**EXERCISE TASK**
Your task is to extract every line from the material below exactly.

**PROVIDED MATERIAL**
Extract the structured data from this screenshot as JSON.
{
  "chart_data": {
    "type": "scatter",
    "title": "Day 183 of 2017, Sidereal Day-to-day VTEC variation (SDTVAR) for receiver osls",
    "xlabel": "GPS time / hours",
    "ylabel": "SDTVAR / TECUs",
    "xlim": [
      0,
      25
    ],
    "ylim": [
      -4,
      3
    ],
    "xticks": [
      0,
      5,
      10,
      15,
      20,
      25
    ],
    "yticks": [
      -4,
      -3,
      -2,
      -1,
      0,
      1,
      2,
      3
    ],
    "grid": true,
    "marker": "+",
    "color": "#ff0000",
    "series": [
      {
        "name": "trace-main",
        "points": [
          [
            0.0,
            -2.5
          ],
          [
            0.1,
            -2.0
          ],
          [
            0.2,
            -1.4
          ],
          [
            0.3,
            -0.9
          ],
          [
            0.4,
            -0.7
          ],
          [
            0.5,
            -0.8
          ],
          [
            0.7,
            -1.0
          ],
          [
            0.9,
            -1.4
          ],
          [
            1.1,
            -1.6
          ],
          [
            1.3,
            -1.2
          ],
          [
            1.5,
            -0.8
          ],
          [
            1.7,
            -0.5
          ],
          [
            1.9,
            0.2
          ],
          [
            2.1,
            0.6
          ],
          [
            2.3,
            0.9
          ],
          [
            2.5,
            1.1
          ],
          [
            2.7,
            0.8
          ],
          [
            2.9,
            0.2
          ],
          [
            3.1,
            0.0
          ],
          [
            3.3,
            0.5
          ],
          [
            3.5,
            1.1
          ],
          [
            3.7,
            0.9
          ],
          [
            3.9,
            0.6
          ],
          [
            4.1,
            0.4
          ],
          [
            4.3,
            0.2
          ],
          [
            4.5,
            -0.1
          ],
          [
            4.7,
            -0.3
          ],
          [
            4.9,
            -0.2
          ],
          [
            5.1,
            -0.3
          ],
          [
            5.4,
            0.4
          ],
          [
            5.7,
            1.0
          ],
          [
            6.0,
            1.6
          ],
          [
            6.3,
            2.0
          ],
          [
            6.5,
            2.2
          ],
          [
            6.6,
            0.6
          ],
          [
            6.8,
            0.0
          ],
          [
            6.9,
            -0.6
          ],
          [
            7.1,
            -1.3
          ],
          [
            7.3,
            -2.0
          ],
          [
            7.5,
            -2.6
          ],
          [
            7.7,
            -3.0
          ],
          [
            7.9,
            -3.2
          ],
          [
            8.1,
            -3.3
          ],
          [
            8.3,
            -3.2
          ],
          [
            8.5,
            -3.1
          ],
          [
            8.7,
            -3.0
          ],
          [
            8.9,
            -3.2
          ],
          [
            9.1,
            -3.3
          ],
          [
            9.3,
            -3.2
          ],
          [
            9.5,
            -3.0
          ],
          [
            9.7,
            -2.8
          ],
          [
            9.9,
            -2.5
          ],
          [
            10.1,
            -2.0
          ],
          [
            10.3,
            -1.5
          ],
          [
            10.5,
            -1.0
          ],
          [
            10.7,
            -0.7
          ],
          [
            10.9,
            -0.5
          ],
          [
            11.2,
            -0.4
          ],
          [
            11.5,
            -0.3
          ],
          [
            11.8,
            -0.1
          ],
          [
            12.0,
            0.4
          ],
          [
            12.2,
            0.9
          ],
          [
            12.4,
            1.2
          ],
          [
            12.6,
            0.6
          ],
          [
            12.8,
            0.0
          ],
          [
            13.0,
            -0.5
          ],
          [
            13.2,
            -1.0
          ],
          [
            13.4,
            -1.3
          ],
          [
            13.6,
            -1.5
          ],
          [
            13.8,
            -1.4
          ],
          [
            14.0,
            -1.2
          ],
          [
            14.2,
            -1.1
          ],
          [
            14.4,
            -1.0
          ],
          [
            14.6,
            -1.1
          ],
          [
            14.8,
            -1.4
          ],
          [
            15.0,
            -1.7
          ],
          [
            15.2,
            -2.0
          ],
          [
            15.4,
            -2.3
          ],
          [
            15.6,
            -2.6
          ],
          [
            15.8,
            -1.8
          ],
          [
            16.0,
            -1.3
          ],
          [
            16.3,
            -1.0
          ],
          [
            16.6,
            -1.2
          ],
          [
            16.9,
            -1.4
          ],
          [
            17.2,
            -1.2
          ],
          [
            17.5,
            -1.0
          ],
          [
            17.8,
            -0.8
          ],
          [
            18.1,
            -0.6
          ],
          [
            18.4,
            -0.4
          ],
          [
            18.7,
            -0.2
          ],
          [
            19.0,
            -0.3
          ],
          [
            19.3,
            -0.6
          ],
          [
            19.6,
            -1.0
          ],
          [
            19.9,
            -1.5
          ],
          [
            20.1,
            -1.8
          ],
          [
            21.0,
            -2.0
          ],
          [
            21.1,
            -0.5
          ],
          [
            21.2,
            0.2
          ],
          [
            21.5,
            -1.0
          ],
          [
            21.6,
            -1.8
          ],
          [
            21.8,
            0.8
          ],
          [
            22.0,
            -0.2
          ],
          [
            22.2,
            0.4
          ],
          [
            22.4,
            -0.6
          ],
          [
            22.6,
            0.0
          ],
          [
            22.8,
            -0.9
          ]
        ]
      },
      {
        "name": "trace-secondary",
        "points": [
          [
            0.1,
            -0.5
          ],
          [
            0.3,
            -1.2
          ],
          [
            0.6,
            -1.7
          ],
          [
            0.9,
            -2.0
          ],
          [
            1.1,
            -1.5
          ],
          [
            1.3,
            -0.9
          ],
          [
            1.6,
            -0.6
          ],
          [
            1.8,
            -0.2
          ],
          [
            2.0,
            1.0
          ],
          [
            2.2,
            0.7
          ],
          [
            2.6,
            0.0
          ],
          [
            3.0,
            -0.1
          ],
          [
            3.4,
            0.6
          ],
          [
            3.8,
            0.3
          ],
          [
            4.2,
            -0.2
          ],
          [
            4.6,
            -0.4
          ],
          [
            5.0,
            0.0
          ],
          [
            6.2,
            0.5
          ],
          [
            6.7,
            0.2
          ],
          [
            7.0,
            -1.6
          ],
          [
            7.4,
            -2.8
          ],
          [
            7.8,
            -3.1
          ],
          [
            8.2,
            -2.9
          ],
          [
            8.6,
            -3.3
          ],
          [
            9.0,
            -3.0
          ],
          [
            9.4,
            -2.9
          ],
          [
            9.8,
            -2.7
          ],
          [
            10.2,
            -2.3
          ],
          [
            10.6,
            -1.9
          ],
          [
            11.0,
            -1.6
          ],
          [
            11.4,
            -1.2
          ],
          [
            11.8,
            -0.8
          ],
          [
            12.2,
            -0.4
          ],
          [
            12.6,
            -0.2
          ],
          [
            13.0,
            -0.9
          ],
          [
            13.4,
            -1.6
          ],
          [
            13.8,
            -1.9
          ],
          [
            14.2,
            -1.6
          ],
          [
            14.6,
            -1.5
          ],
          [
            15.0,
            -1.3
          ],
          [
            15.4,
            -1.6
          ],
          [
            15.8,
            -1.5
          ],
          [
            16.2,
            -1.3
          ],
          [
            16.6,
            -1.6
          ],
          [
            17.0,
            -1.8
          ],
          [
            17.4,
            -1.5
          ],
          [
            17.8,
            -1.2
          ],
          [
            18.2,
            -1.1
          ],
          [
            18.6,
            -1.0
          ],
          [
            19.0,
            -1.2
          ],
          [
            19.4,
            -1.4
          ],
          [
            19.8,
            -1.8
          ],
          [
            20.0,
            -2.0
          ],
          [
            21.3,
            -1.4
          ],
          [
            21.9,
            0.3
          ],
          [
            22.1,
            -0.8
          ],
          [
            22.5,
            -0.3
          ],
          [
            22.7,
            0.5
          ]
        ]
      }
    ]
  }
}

**WORKED ANSWER**
Extract the structured data from this screenshot as JSON.
{
  "chart_data": {
    "type": "scatter",
    "title": "Day 183 of 2017, Sidereal Day-to-day VTEC variation (SDTVAR) for receiver osls",
    "xlabel": "GPS time / hours",
    "ylabel": "SDTVAR / TECUs",
    "xlim": [
      0,
      25
    ],
    "ylim": [
      -4,
      3
    ],
    "xticks": [
      0,
      5,
      10,
      15,
      20,
      25
    ],
    "yticks": [
      -4,
      -3,
      -2,
      -1,
      0,
      1,
      2,
      3
    ],
    "grid": true,
    "marker": "+",
    "color": "#ff0000",
    "series": [
      {
        "name": "trace-main",
        "points": [
          [
            0.0,
            -2.5
          ],
          [
            0.1,
            -2.0
          ],
          [
            0.2,
            -1.4
          ],
          [
            0.3,
            -0.9
          ],
          [
            0.4,
            -0.7
          ],
          [
            0.5,
            -0.8
          ],
          [
            0.7,
            -1.0
          ],
          [
            0.9,
            -1.4
          ],
          [
            1.1,
            -1.6
          ],
          [
            1.3,
            -1.2
          ],
          [
            1.5,
            -0.8
          ],
          [
            1.7,
            -0.5
          ],
          [
            1.9,
            0.2
          ],
          [
            2.1,
            0.6
          ],
          [
            2.3,
            0.9
          ],
          [
            2.5,
            1.1
          ],
          [
            2.7,
            0.8
          ],
          [
            2.9,
            0.2
          ],
          [
            3.1,
            0.0
          ],
          [
            3.3,
            0.5
          ],
          [
            3.5,
            1.1
          ],
          [
            3.7,
            0.9
          ],
          [
            3.9,
            0.6
          ],
          [
            4.1,
            0.4
          ],
          [
            4.3,
            0.2
          ],
          [
            4.5,
            -0.1
          ],
          [
            4.7,
            -0.3
          ],
          [
            4.9,
            -0.2
          ],
          [
            5.1,
            -0.3
          ],
          [
            5.4,
            0.4
          ],
          [
            5.7,
            1.0
          ],
          [
            6.0,
            1.6
          ],
          [
            6.3,
            2.0
          ],
          [
            6.5,
            2.2
          ],
          [
            6.6,
            0.6
          ],
          [
            6.8,
            0.0
          ],
          [
            6.9,
            -0.6
          ],
          [
            7.1,
            -1.3
          ],
          [
            7.3,
            -2.0
          ],
          [
            7.5,
            -2.6
          ],
          [
            7.7,
            -3.0
          ],
          [
            7.9,
            -3.2
          ],
          [
            8.1,
            -3.3
          ],
          [
            8.3,
            -3.2
          ],
          [
            8.5,
            -3.1
          ],
          [
            8.7,
            -3.0
          ],
          [
            8.9,
            -3.2
          ],
          [
            9.1,
            -3.3
          ],
          [
            9.3,
            -3.2
          ],
          [
            9.5,
            -3.0
          ],
          [
            9.7,
            -2.8
          ],
          [
            9.9,
            -2.5
          ],
          [
            10.1,
            -2.0
          ],
          [
            10.3,
            -1.5
          ],
          [
            10.5,
            -1.0
          ],
          [
            10.7,
            -0.7
          ],
          [
            10.9,
            -0.5
          ],
          [
            11.2,
            -0.4
          ],
          [
            11.5,
            -0.3
          ],
          [
            11.8,
            -0.1
          ],
          [
            12.0,
            0.4
          ],
          [
            12.2,
            0.9
          ],
          [
            12.4,
            1.2
          ],
          [
            12.6,
            0.6
          ],
          [
            12.8,
            0.0
          ],
          [
            13.0,
            -0.5
          ],
          [
            13.2,
            -1.0
          ],
          [
            13.4,
            -1.3
          ],
          [
            13.6,
            -1.5
          ],
          [
            13.8,
            -1.4
          ],
          [
            14.0,
            -1.2
          ],
          [
            14.2,
            -1.1
          ],
          [
            14.4,
            -1.0
          ],
          [
            14.6,
            -1.1
          ],
          [
            14.8,
            -1.4
          ],
          [
            15.0,
            -1.7
          ],
          [
            15.2,
            -2.0
          ],
          [
            15.4,
            -2.3
          ],
          [
            15.6,
            -2.6
          ],
          [
            15.8,
            -1.8
          ],
          [
            16.0,
            -1.3
          ],
          [
            16.3,
            -1.0
          ],
          [
            16.6,
            -1.2
          ],
          [
            16.9,
            -1.4
          ],
          [
            17.2,
            -1.2
          ],
          [
            17.5,
            -1.0
          ],
          [
            17.8,
            -0.8
          ],
          [
            18.1,
            -0.6
          ],
          [
            18.4,
            -0.4
          ],
          [
            18.7,
            -0.2
          ],
          [
            19.0,
            -0.3
          ],
          [
            19.3,
            -0.6
          ],
          [
            19.6,
            -1.0
          ],
          [
            19.9,
            -1.5
          ],
          [
            20.1,
            -1.8
          ],
          [
            21.0,
            -2.0
          ],
          [
            21.1,
            -0.5
          ],
          [
            21.2,
            0.2
          ],
          [
            21.5,
            -1.0
          ],
          [
            21.6,
            -1.8
          ],
          [
            21.8,
            0.8
          ],
          [
            22.0,
            -0.2
          ],
          [
            22.2,
            0.4
          ],
          [
            22.4,
            -0.6
          ],
          [
            22.6,
            0.0
          ],
          [
            22.8,
            -0.9
          ]
        ]
      },
      {
        "name": "trace-secondary",
        "points": [
          [
            0.1,
            -0.5
          ],
          [
            0.3,
            -1.2
          ],
          [
            0.6,
            -1.7
          ],
          [
            0.9,
            -2.0
          ],
          [
            1.1,
            -1.5
          ],
          [
            1.3,
            -0.9
          ],
          [
            1.6,
            -0.6
          ],
          [
            1.8,
            -0.2
          ],
          [
            2.0,
            1.0
          ],
          [
            2.2,
            0.7
          ],
          [
            2.6,
            0.0
          ],
          [
            3.0,
            -0.1
          ],
          [
            3.4,
            0.6
          ],
          [
            3.8,
            0.3
          ],
          [
            4.2,
            -0.2
          ],
          [
            4.6,
            -0.4
          ],
          [
            5.0,
            0.0
          ],
          [
            6.2,
            0.5
          ],
          [
            6.7,
            0.2
          ],
          [
            7.0,
            -1.6
          ],
          [
            7.4,
            -2.8
          ],
          [
            7.8,
            -3.1
          ],
          [
            8.2,
            -2.9
          ],
          [
            8.6,
            -3.3
          ],
          [
            9.0,
            -3.0
          ],
          [
            9.4,
            -2.9
          ],
          [
            9.8,
            -2.7
          ],
          [
            10.2,
            -2.3
          ],
          [
            10.6,
            -1.9
          ],
          [
            11.0,
            -1.6
          ],
          [
            11.4,
            -1.2
          ],
          [
            11.8,
            -0.8
          ],
          [
            12.2,
            -0.4
          ],
          [
            12.6,
            -0.2
          ],
          [
            13.0,
            -0.9
          ],
          [
            13.4,
            -1.6
          ],
          [
            13.8,
            -1.9
          ],
          [
            14.2,
            -1.6
          ],
          [
            14.6,
            -1.5
          ],
          [
            15.0,
            -1.3
          ],
          [
            15.4,
            -1.6
          ],
          [
            15.8,
            -1.5
          ],
          [
            16.2,
            -1.3
          ],
          [
            16.6,
            -1.6
          ],
          [
            17.0,
            -1.8
          ],
          [
            17.4,
            -1.5
          ],
          [
            17.8,
            -1.2
          ],
          [
            18.2,
            -1.1
          ],
          [
            18.6,
            -1.0
          ],
          [
            19.0,
            -1.2
          ],
          [
            19.4,
            -1.4
          ],
          [
            19.8,
            -1.8
          ],
          [
            20.0,
            -2.0
          ],
          [
            21.3,
            -1.4
          ],
          [
            21.9,
            0.3
          ],
          [
            22.1,
            -0.8
          ],
          [
            22.5,
            -0.3
          ],
          [
            22.7,
            0.5
          ]
        ]
      }
    ]
  }
}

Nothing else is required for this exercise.